▶ **Exercise brief**
Give back the entire listing verbatim.

(Data extracted from a collection)
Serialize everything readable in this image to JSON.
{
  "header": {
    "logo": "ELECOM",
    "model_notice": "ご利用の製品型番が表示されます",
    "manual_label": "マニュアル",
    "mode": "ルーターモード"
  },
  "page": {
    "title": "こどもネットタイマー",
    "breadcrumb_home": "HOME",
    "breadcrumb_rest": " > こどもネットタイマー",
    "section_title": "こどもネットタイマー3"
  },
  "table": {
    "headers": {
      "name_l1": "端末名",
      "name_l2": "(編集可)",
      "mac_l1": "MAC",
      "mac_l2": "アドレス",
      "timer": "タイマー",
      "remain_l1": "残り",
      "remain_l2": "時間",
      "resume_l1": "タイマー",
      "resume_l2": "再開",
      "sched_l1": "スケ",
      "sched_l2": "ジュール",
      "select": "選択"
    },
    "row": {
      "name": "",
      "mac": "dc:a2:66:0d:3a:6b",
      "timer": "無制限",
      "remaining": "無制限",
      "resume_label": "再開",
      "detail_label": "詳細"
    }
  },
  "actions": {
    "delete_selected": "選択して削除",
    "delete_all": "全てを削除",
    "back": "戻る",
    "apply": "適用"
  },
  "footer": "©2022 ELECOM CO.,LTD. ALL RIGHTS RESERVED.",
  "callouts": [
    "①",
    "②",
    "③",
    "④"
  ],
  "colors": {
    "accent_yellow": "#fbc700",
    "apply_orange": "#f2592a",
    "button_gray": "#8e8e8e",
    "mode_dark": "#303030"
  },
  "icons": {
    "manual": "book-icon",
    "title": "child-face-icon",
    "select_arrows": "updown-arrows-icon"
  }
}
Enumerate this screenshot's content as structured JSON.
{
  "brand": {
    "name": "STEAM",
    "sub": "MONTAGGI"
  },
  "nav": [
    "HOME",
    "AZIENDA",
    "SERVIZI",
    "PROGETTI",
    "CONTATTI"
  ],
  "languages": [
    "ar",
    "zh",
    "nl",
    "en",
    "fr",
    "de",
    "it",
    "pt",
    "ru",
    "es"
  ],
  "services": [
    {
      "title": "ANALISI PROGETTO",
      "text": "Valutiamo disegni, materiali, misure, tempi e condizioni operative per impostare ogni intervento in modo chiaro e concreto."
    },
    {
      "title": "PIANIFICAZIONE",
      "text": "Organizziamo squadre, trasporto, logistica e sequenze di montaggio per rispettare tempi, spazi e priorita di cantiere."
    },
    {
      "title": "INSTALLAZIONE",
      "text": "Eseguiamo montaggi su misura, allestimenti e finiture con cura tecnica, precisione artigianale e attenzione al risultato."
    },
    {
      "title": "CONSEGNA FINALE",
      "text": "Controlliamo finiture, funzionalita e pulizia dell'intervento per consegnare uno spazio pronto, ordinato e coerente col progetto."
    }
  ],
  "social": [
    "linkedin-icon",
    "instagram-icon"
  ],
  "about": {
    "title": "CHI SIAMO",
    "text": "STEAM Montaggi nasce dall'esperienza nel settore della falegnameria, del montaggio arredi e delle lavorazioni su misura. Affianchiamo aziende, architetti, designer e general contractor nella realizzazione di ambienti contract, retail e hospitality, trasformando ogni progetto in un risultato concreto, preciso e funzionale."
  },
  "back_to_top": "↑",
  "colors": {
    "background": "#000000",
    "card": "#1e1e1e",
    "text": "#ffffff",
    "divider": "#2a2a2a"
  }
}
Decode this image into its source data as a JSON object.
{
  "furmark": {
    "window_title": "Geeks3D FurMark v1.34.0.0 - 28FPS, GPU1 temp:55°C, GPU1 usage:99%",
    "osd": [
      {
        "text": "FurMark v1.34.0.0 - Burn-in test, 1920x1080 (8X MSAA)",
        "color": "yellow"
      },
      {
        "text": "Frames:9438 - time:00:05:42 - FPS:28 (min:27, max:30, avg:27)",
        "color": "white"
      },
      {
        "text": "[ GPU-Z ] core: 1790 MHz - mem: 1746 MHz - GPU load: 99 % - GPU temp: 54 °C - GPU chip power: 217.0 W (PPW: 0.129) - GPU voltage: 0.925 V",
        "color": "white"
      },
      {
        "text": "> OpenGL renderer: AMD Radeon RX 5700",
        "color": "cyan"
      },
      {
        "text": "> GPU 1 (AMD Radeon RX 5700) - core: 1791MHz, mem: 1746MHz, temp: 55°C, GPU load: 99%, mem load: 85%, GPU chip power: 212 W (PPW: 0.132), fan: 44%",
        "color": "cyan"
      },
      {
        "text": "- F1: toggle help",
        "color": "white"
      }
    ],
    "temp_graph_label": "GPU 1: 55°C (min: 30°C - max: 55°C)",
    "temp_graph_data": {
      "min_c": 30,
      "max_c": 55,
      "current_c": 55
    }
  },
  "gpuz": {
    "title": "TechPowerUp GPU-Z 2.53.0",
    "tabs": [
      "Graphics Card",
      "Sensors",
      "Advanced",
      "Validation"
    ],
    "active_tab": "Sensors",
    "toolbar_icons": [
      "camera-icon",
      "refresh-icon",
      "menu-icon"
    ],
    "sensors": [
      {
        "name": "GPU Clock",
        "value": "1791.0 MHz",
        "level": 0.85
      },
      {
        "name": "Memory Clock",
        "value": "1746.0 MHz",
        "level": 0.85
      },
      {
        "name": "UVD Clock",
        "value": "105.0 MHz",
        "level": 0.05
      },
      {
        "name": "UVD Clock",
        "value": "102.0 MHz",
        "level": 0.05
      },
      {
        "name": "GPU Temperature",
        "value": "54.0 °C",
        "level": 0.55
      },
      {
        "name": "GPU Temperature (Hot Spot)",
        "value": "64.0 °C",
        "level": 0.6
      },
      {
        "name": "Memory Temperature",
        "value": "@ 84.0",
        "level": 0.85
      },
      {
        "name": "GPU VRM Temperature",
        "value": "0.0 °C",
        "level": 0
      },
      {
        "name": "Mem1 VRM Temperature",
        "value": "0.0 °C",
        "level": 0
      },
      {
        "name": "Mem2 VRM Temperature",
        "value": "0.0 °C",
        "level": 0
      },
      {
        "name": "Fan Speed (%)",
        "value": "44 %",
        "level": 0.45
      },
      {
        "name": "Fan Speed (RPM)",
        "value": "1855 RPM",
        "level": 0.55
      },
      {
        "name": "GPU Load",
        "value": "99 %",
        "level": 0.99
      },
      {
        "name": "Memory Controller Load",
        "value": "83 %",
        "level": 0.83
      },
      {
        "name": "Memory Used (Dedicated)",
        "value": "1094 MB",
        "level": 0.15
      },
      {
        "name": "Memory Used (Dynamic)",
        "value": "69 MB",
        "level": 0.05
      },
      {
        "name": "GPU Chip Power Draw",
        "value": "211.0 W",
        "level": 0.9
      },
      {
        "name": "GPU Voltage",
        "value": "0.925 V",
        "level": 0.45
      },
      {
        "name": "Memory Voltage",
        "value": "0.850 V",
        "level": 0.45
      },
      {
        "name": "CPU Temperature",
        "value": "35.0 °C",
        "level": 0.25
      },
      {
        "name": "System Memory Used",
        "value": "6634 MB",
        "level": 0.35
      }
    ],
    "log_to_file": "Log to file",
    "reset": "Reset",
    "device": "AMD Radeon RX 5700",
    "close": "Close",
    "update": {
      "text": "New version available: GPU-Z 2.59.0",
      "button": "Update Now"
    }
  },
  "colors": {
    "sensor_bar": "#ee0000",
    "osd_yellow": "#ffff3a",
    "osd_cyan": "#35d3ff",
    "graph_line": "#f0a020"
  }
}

▶ **Output of the task**
Serialize everything readable in this image to JSON.
{
  "header": {
    "logo": "ELECOM",
    "model_notice": "ご利用の製品型番が表示されます",
    "manual_label": "マニュアル",
    "mode": "ルーターモード"
  },
  "page": {
    "title": "こどもネットタイマー",
    "breadcrumb_home": "HOME",
    "breadcrumb_rest": " > こどもネットタイマー",
    "section_title": "こどもネットタイマー3"
  },
  "table": {
    "headers": {
      "name_l1": "端末名",
      "name_l2": "(編集可)",
      "mac_l1": "MAC",
      "mac_l2": "アドレス",
      "timer": "タイマー",
      "remain_l1": "残り",
      "remain_l2": "時間",
      "resume_l1": "タイマー",
      "resume_l2": "再開",
      "sched_l1": "スケ",
      "sched_l2": "ジュール",
      "select": "選択"
    },
    "row": {
      "name": "",
      "mac": "dc:a2:66:0d:3a:6b",
      "timer": "無制限",
      "remaining": "無制限",
      "resume_label": "再開",
      "detail_label": "詳細"
    }
  },
  "actions": {
    "delete_selected": "選択して削除",
    "delete_all": "全てを削除",
    "back": "戻る",
    "apply": "適用"
  },
  "footer": "©2022 ELECOM CO.,LTD. ALL RIGHTS RESERVED.",
  "callouts": [
    "①",
    "②",
    "③",
    "④"
  ],
  "colors": {
    "accent_yellow": "#fbc700",
    "apply_orange": "#f2592a",
    "button_gray": "#8e8e8e",
    "mode_dark": "#303030"
  },
  "icons": {
    "manual": "book-icon",
    "title": "child-face-icon",
    "select_arrows": "updown-arrows-icon"
  }
}
Enumerate this screenshot's content as structured JSON.
{
  "brand": {
    "name": "STEAM",
    "sub": "MONTAGGI"
  },
  "nav": [
    "HOME",
    "AZIENDA",
    "SERVIZI",
    "PROGETTI",
    "CONTATTI"
  ],
  "languages": [
    "ar",
    "zh",
    "nl",
    "en",
    "fr",
    "de",
    "it",
    "pt",
    "ru",
    "es"
  ],
  "services": [
    {
      "title": "ANALISI PROGETTO",
      "text": "Valutiamo disegni, materiali, misure, tempi e condizioni operative per impostare ogni intervento in modo chiaro e concreto."
    },
    {
      "title": "PIANIFICAZIONE",
      "text": "Organizziamo squadre, trasporto, logistica e sequenze di montaggio per rispettare tempi, spazi e priorita di cantiere."
    },
    {
      "title": "INSTALLAZIONE",
      "text": "Eseguiamo montaggi su misura, allestimenti e finiture con cura tecnica, precisione artigianale e attenzione al risultato."
    },
    {
      "title": "CONSEGNA FINALE",
      "text": "Controlliamo finiture, funzionalita e pulizia dell'intervento per consegnare uno spazio pronto, ordinato e coerente col progetto."
    }
  ],
  "social": [
    "linkedin-icon",
    "instagram-icon"
  ],
  "about": {
    "title": "CHI SIAMO",
    "text": "STEAM Montaggi nasce dall'esperienza nel settore della falegnameria, del montaggio arredi e delle lavorazioni su misura. Affianchiamo aziende, architetti, designer e general contractor nella realizzazione di ambienti contract, retail e hospitality, trasformando ogni progetto in un risultato concreto, preciso e funzionale."
  },
  "back_to_top": "↑",
  "colors": {
    "background": "#000000",
    "card": "#1e1e1e",
    "text": "#ffffff",
    "divider": "#2a2a2a"
  }
}
Decode this image into its source data as a JSON object.
{
  "furmark": {
    "window_title": "Geeks3D FurMark v1.34.0.0 - 28FPS, GPU1 temp:55°C, GPU1 usage:99%",
    "osd": [
      {
        "text": "FurMark v1.34.0.0 - Burn-in test, 1920x1080 (8X MSAA)",
        "color": "yellow"
      },
      {
        "text": "Frames:9438 - time:00:05:42 - FPS:28 (min:27, max:30, avg:27)",
        "color": "white"
      },
      {
        "text": "[ GPU-Z ] core: 1790 MHz - mem: 1746 MHz - GPU load: 99 % - GPU temp: 54 °C - GPU chip power: 217.0 W (PPW: 0.129) - GPU voltage: 0.925 V",
        "color": "white"
      },
      {
        "text": "> OpenGL renderer: AMD Radeon RX 5700",
        "color": "cyan"
      },
      {
        "text": "> GPU 1 (AMD Radeon RX 5700) - core: 1791MHz, mem: 1746MHz, temp: 55°C, GPU load: 99%, mem load: 85%, GPU chip power: 212 W (PPW: 0.132), fan: 44%",
        "color": "cyan"
      },
      {
        "text": "- F1: toggle help",
        "color": "white"
      }
    ],
    "temp_graph_label": "GPU 1: 55°C (min: 30°C - max: 55°C)",
    "temp_graph_data": {
      "min_c": 30,
      "max_c": 55,
      "current_c": 55
    }
  },
  "gpuz": {
    "title": "TechPowerUp GPU-Z 2.53.0",
    "tabs": [
      "Graphics Card",
      "Sensors",
      "Advanced",
      "Validation"
    ],
    "active_tab": "Sensors",
    "toolbar_icons": [
      "camera-icon",
      "refresh-icon",
      "menu-icon"
    ],
    "sensors": [
      {
        "name": "GPU Clock",
        "value": "1791.0 MHz",
        "level": 0.85
      },
      {
        "name": "Memory Clock",
        "value": "1746.0 MHz",
        "level": 0.85
      },
      {
        "name": "UVD Clock",
        "value": "105.0 MHz",
        "level": 0.05
      },
      {
        "name": "UVD Clock",
        "value": "102.0 MHz",
        "level": 0.05
      },
      {
        "name": "GPU Temperature",
        "value": "54.0 °C",
        "level": 0.55
      },
      {
        "name": "GPU Temperature (Hot Spot)",
        "value": "64.0 °C",
        "level": 0.6
      },
      {
        "name": "Memory Temperature",
        "value": "@ 84.0",
        "level": 0.85
      },
      {
        "name": "GPU VRM Temperature",
        "value": "0.0 °C",
        "level": 0
      },
      {
        "name": "Mem1 VRM Temperature",
        "value": "0.0 °C",
        "level": 0
      },
      {
        "name": "Mem2 VRM Temperature",
        "value": "0.0 °C",
        "level": 0
      },
      {
        "name": "Fan Speed (%)",
        "value": "44 %",
        "level": 0.45
      },
      {
        "name": "Fan Speed (RPM)",
        "value": "1855 RPM",
        "level": 0.55
      },
      {
        "name": "GPU Load",
        "value": "99 %",
        "level": 0.99
      },
      {
        "name": "Memory Controller Load",
        "value": "83 %",
        "level": 0.83
      },
      {
        "name": "Memory Used (Dedicated)",
        "value": "1094 MB",
        "level": 0.15
      },
      {
        "name": "Memory Used (Dynamic)",
        "value": "69 MB",
        "level": 0.05
      },
      {
        "name": "GPU Chip Power Draw",
        "value": "211.0 W",
        "level": 0.9
      },
      {
        "name": "GPU Voltage",
        "value": "0.925 V",
        "level": 0.45
      },
      {
        "name": "Memory Voltage",
        "value": "0.850 V",
        "level": 0.45
      },
      {
        "name": "CPU Temperature",
        "value": "35.0 °C",
        "level": 0.25
      },
      {
        "name": "System Memory Used",
        "value": "6634 MB",
        "level": 0.35
      }
    ],
    "log_to_file": "Log to file",
    "reset": "Reset",
    "device": "AMD Radeon RX 5700",
    "close": "Close",
    "update": {
      "text": "New version available: GPU-Z 2.59.0",
      "button": "Update Now"
    }
  },
  "colors": {
    "sensor_bar": "#ee0000",
    "osd_yellow": "#ffff3a",
    "osd_cyan": "#35d3ff",
    "graph_line": "#f0a020"
  }
}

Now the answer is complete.